__WHAT YOU ARE ASKED TO DO__
Print every line of the listing below without changing a character, but omit the pictures.

__Collected data entries__

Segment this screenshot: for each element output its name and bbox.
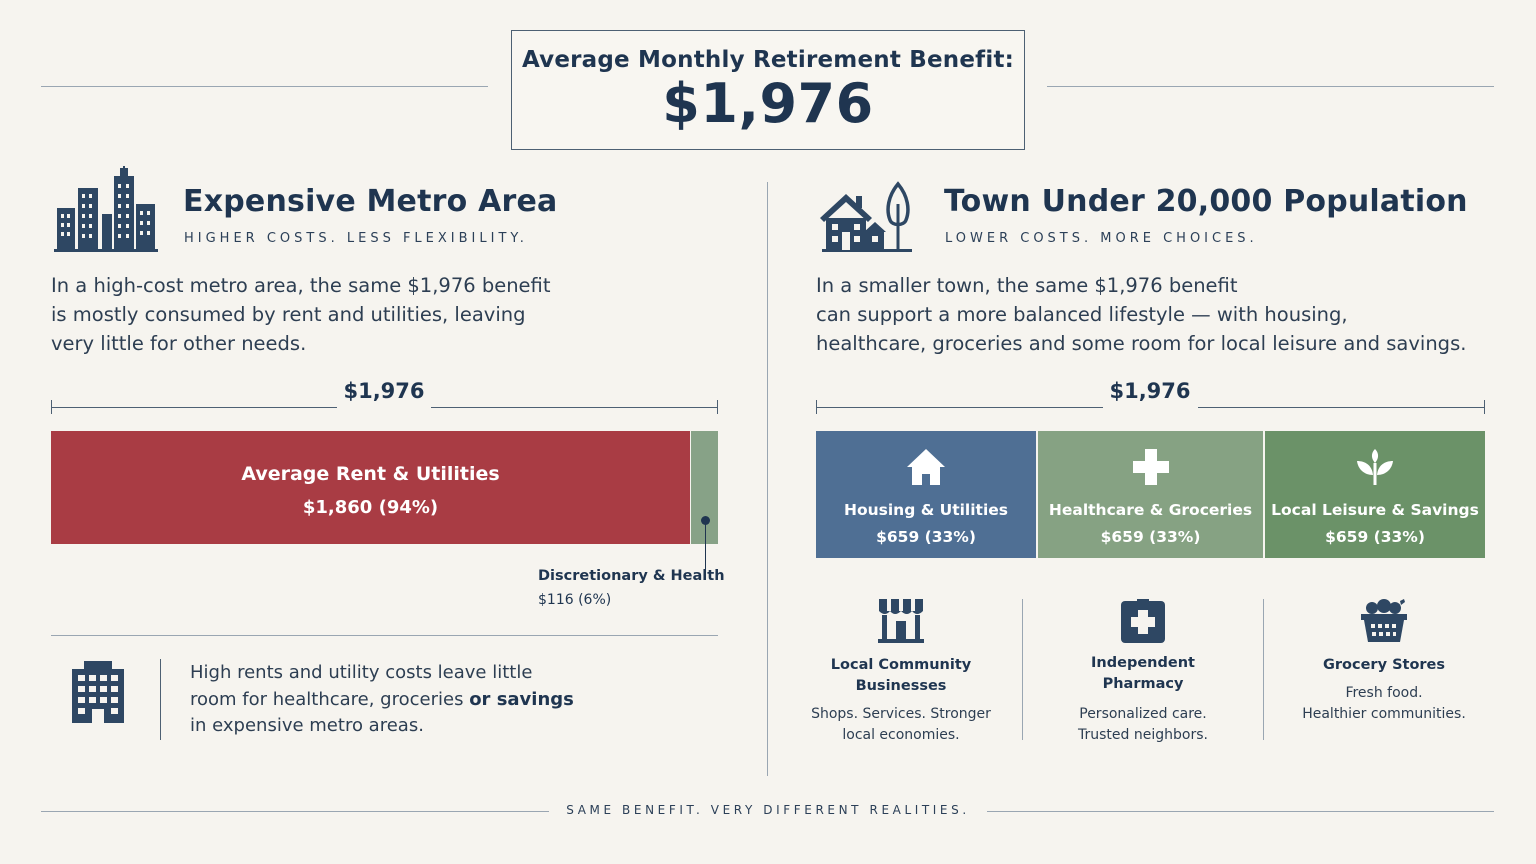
right-description-line: healthcare, groceries and some room for …	[816, 332, 1467, 355]
rent-utilities-bar: Average Rent & Utilities $1,860 (94%)	[51, 431, 690, 544]
segment-leisure-savings: Local Leisure & Savings $659 (33%)	[1265, 431, 1485, 558]
segment-label: Healthcare & Groceries	[1048, 501, 1253, 519]
house-icon	[816, 447, 1036, 487]
left-scale-line-right	[431, 407, 718, 408]
feature-divider	[1022, 599, 1023, 740]
left-note-divider	[160, 659, 161, 740]
sprout-icon	[1265, 447, 1485, 487]
center-divider	[767, 182, 768, 776]
right-scale-line-right	[1198, 407, 1485, 408]
benefit-label: Average Monthly Retirement Benefit:	[521, 47, 1015, 73]
segment-label: Housing & Utilities	[843, 501, 1009, 519]
note-emphasis: or savings	[469, 688, 574, 710]
left-description-line: In a high-cost metro area, the same $1,9…	[51, 274, 551, 297]
feature-grocery-stores: Grocery Stores Fresh food. Healthier com…	[1264, 596, 1504, 725]
left-note-rule	[51, 635, 718, 636]
feature-name: Independent	[1091, 655, 1195, 671]
storefront-icon	[781, 596, 1021, 646]
segment-value: $659 (33%)	[1325, 528, 1425, 546]
feature-description: Fresh food.	[1345, 685, 1423, 701]
footer-rule-left	[41, 811, 549, 812]
note-line: room for healthcare, groceries or saving…	[190, 687, 574, 714]
discretionary-label: Discretionary & Health	[538, 568, 725, 584]
pharmacy-cross-icon	[1023, 596, 1263, 646]
feature-description: Healthier communities.	[1302, 706, 1466, 722]
header-rule-left	[41, 86, 488, 87]
medical-cross-icon	[1038, 447, 1263, 487]
right-description-line: can support a more balanced lifestyle — …	[816, 303, 1348, 326]
note-line: High rents and utility costs leave littl…	[190, 662, 533, 683]
segment-housing-utilities: Housing & Utilities $659 (33%)	[816, 431, 1036, 558]
discretionary-value: $116 (6%)	[538, 592, 612, 608]
feature-divider	[1263, 599, 1264, 740]
feature-name: Businesses	[855, 678, 947, 694]
left-scale-amount: $1,976	[343, 379, 425, 403]
feature-name: Local Community	[830, 657, 972, 673]
left-scale-line-left	[51, 407, 337, 408]
feature-name: Grocery Stores	[1322, 657, 1446, 673]
discretionary-bar	[691, 431, 718, 544]
footer-tagline: SAME BENEFIT. VERY DIFFERENT REALITIES.	[566, 803, 970, 817]
feature-description: Trusted neighbors.	[1078, 727, 1208, 743]
segment-value: $659 (33%)	[876, 528, 976, 546]
feature-name: Pharmacy	[1102, 676, 1184, 692]
feature-description: Shops. Services. Stronger	[811, 706, 991, 722]
left-scale-tick-end	[717, 400, 718, 414]
feature-description: local economies.	[842, 727, 960, 743]
discretionary-pointer-dot	[701, 516, 710, 525]
right-subtitle: LOWER COSTS. MORE CHOICES.	[945, 231, 1258, 246]
right-title: Town Under 20,000 Population	[944, 184, 1468, 219]
left-subtitle: HIGHER COSTS. LESS FLEXIBILITY.	[184, 231, 528, 246]
left-description-line: very little for other needs.	[51, 332, 307, 355]
right-scale-line-left	[816, 407, 1103, 408]
note-line-text: room for healthcare, groceries	[190, 688, 470, 710]
left-title: Expensive Metro Area	[183, 184, 558, 219]
right-description-line: In a smaller town, the same $1,976 benef…	[816, 274, 1238, 297]
right-scale-tick-end	[1484, 400, 1485, 414]
left-scale-tick-start	[51, 400, 52, 414]
left-note-text: High rents and utility costs leave littl…	[190, 660, 574, 740]
right-scale-amount: $1,976	[1109, 379, 1191, 403]
segment-healthcare-groceries: Healthcare & Groceries $659 (33%)	[1038, 431, 1263, 558]
feature-description: Personalized care.	[1079, 706, 1207, 722]
segment-label: Local Leisure & Savings	[1271, 501, 1479, 519]
footer-rule-right	[987, 811, 1494, 812]
right-scale-tick-start	[816, 400, 817, 414]
grocery-basket-icon	[1264, 596, 1504, 646]
segment-value: $659 (33%)	[1100, 528, 1201, 546]
left-description: In a high-cost metro area, the same $1,9…	[51, 271, 611, 358]
note-line: in expensive metro areas.	[190, 715, 424, 736]
discretionary-pointer-line	[705, 521, 706, 569]
benefit-header-box: Average Monthly Retirement Benefit: $1,9…	[511, 30, 1025, 150]
left-description-line: is mostly consumed by rent and utilities…	[51, 303, 526, 326]
right-description: In a smaller town, the same $1,976 benef…	[816, 271, 1496, 358]
city-skyline-icon	[54, 166, 158, 252]
feature-local-businesses: Local Community Businesses Shops. Servic…	[781, 596, 1021, 746]
office-building-icon	[71, 661, 125, 723]
feature-independent-pharmacy: Independent Pharmacy Personalized care. …	[1023, 596, 1263, 746]
benefit-amount: $1,976	[662, 72, 874, 135]
rent-bar-label: Average Rent & Utilities	[241, 463, 500, 485]
rent-bar-value: $1,860 (94%)	[302, 497, 439, 518]
header-rule-right	[1047, 86, 1494, 87]
house-and-tree-icon	[818, 180, 914, 252]
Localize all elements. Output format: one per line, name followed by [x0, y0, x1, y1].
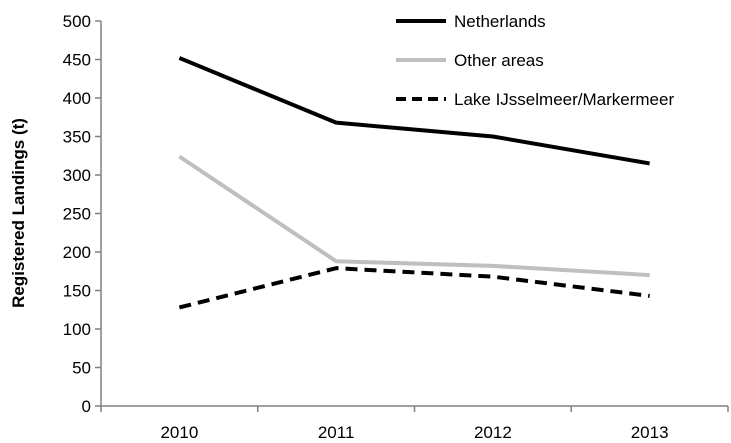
series-layer	[178, 56, 650, 310]
y-tick-label: 350	[63, 128, 91, 147]
y-tick-label: 150	[63, 282, 91, 301]
y-tick-label: 100	[63, 320, 91, 339]
y-tick-label: 500	[63, 12, 91, 31]
x-tick-label: 2010	[160, 423, 198, 442]
series-line-2	[178, 154, 650, 278]
series-line-1	[178, 56, 650, 166]
y-axis-title: Registered Landings (t)	[9, 118, 28, 308]
x-axis: 2010 2011 2012 2013	[100, 405, 729, 442]
x-tick-label: 2013	[631, 423, 669, 442]
legend-label-1: Netherlands	[454, 12, 546, 31]
y-tick-label: 0	[82, 397, 91, 416]
y-tick-label: 400	[63, 89, 91, 108]
legend: Netherlands Other areas Lake IJsselmeer/Ma…	[396, 12, 674, 109]
y-tick-label: 250	[63, 205, 91, 224]
y-axis: 0 50 100 150 200 250 300 350 400 450 500	[63, 12, 102, 416]
y-tick-label: 450	[63, 51, 91, 70]
y-tick-label: 50	[72, 359, 91, 378]
legend-label-3: Lake IJsselmeer/Markermeer	[454, 90, 674, 109]
x-tick-label: 2011	[318, 423, 355, 442]
legend-label-2: Other areas	[454, 51, 544, 70]
x-tick-label: 2012	[474, 423, 512, 442]
y-tick-label: 300	[63, 166, 91, 185]
series-line-3	[178, 266, 650, 310]
y-tick-label: 200	[63, 243, 91, 262]
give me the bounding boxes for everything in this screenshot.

__ANSWER FOR THIS EXERCISE__
Segment this screenshot: for each element output its name and bbox.
right-description-line: healthcare, groceries and some room for …	[816, 332, 1467, 355]
rent-utilities-bar: Average Rent & Utilities $1,860 (94%)	[51, 431, 690, 544]
segment-leisure-savings: Local Leisure & Savings $659 (33%)	[1265, 431, 1485, 558]
segment-label: Healthcare & Groceries	[1048, 501, 1253, 519]
house-icon	[816, 447, 1036, 487]
left-scale-line-right	[431, 407, 718, 408]
feature-divider	[1022, 599, 1023, 740]
left-note-divider	[160, 659, 161, 740]
sprout-icon	[1265, 447, 1485, 487]
center-divider	[767, 182, 768, 776]
right-scale-line-right	[1198, 407, 1485, 408]
benefit-label: Average Monthly Retirement Benefit:	[521, 47, 1015, 73]
segment-label: Housing & Utilities	[843, 501, 1009, 519]
note-emphasis: or savings	[469, 688, 574, 710]
left-description-line: In a high-cost metro area, the same $1,9…	[51, 274, 551, 297]
feature-grocery-stores: Grocery Stores Fresh food. Healthier com…	[1264, 596, 1504, 725]
left-note-rule	[51, 635, 718, 636]
feature-name: Independent	[1091, 655, 1195, 671]
storefront-icon	[781, 596, 1021, 646]
segment-value: $659 (33%)	[1325, 528, 1425, 546]
feature-description: Fresh food.	[1345, 685, 1423, 701]
footer-rule-left	[41, 811, 549, 812]
note-line: room for healthcare, groceries or saving…	[190, 687, 574, 714]
discretionary-label: Discretionary & Health	[538, 568, 725, 584]
pharmacy-cross-icon	[1023, 596, 1263, 646]
feature-description: Healthier communities.	[1302, 706, 1466, 722]
header-rule-left	[41, 86, 488, 87]
medical-cross-icon	[1038, 447, 1263, 487]
right-description-line: can support a more balanced lifestyle — …	[816, 303, 1348, 326]
note-line: High rents and utility costs leave littl…	[190, 662, 533, 683]
segment-housing-utilities: Housing & Utilities $659 (33%)	[816, 431, 1036, 558]
discretionary-value: $116 (6%)	[538, 592, 612, 608]
feature-divider	[1263, 599, 1264, 740]
feature-name: Businesses	[855, 678, 947, 694]
left-scale-amount: $1,976	[343, 379, 425, 403]
feature-name: Local Community	[830, 657, 972, 673]
left-scale-line-left	[51, 407, 337, 408]
feature-name: Grocery Stores	[1322, 657, 1446, 673]
discretionary-bar	[691, 431, 718, 544]
footer-tagline: SAME BENEFIT. VERY DIFFERENT REALITIES.	[566, 803, 970, 817]
feature-description: Trusted neighbors.	[1078, 727, 1208, 743]
segment-value: $659 (33%)	[876, 528, 976, 546]
feature-name: Pharmacy	[1102, 676, 1184, 692]
feature-description: Shops. Services. Stronger	[811, 706, 991, 722]
left-scale-tick-end	[717, 400, 718, 414]
feature-description: local economies.	[842, 727, 960, 743]
discretionary-pointer-dot	[701, 516, 710, 525]
right-subtitle: LOWER COSTS. MORE CHOICES.	[945, 231, 1258, 246]
right-title: Town Under 20,000 Population	[944, 184, 1468, 219]
left-subtitle: HIGHER COSTS. LESS FLEXIBILITY.	[184, 231, 528, 246]
left-description-line: very little for other needs.	[51, 332, 307, 355]
right-scale-line-left	[816, 407, 1103, 408]
note-line-text: room for healthcare, groceries	[190, 688, 470, 710]
left-title: Expensive Metro Area	[183, 184, 558, 219]
right-description-line: In a smaller town, the same $1,976 benef…	[816, 274, 1238, 297]
right-scale-tick-end	[1484, 400, 1485, 414]
left-scale-tick-start	[51, 400, 52, 414]
left-note-text: High rents and utility costs leave littl…	[190, 660, 574, 740]
right-scale-amount: $1,976	[1109, 379, 1191, 403]
segment-healthcare-groceries: Healthcare & Groceries $659 (33%)	[1038, 431, 1263, 558]
feature-description: Personalized care.	[1079, 706, 1207, 722]
segment-label: Local Leisure & Savings	[1271, 501, 1479, 519]
footer-rule-right	[987, 811, 1494, 812]
right-scale-tick-start	[816, 400, 817, 414]
grocery-basket-icon	[1264, 596, 1504, 646]
segment-value: $659 (33%)	[1100, 528, 1201, 546]
left-description: In a high-cost metro area, the same $1,9…	[51, 271, 611, 358]
note-line: in expensive metro areas.	[190, 715, 424, 736]
discretionary-pointer-line	[705, 521, 706, 569]
benefit-header-box: Average Monthly Retirement Benefit: $1,9…	[511, 30, 1025, 150]
left-description-line: is mostly consumed by rent and utilities…	[51, 303, 526, 326]
right-description: In a smaller town, the same $1,976 benef…	[816, 271, 1496, 358]
city-skyline-icon	[54, 166, 158, 252]
feature-local-businesses: Local Community Businesses Shops. Servic…	[781, 596, 1021, 746]
office-building-icon	[71, 661, 125, 723]
feature-independent-pharmacy: Independent Pharmacy Personalized care. …	[1023, 596, 1263, 746]
benefit-amount: $1,976	[662, 72, 874, 135]
rent-bar-label: Average Rent & Utilities	[241, 463, 500, 485]
rent-bar-value: $1,860 (94%)	[302, 497, 439, 518]
header-rule-right	[1047, 86, 1494, 87]
house-and-tree-icon	[818, 180, 914, 252]
Localize all elements. Output format: one per line, name followed by [x0, y0, x1, y1].
series-layer	[178, 56, 650, 310]
y-tick-label: 350	[63, 128, 91, 147]
y-tick-label: 150	[63, 282, 91, 301]
y-tick-label: 100	[63, 320, 91, 339]
y-tick-label: 500	[63, 12, 91, 31]
x-tick-label: 2010	[160, 423, 198, 442]
series-line-2	[178, 154, 650, 278]
series-line-1	[178, 56, 650, 166]
y-axis-title: Registered Landings (t)	[9, 118, 28, 308]
x-axis: 2010 2011 2012 2013	[100, 405, 729, 442]
x-tick-label: 2013	[631, 423, 669, 442]
legend-label-1: Netherlands	[454, 12, 546, 31]
y-tick-label: 0	[82, 397, 91, 416]
y-tick-label: 400	[63, 89, 91, 108]
legend: Netherlands Other areas Lake IJsselmeer/Ma…	[396, 12, 674, 109]
y-tick-label: 250	[63, 205, 91, 224]
y-axis: 0 50 100 150 200 250 300 350 400 450 500	[63, 12, 102, 416]
y-tick-label: 450	[63, 51, 91, 70]
y-tick-label: 50	[72, 359, 91, 378]
legend-label-3: Lake IJsselmeer/Markermeer	[454, 90, 674, 109]
x-tick-label: 2011	[318, 423, 355, 442]
legend-label-2: Other areas	[454, 51, 544, 70]
x-tick-label: 2012	[474, 423, 512, 442]
y-tick-label: 300	[63, 166, 91, 185]
series-line-3	[178, 266, 650, 310]
y-tick-label: 200	[63, 243, 91, 262]
give me the bounding boxes for everything in this screenshot.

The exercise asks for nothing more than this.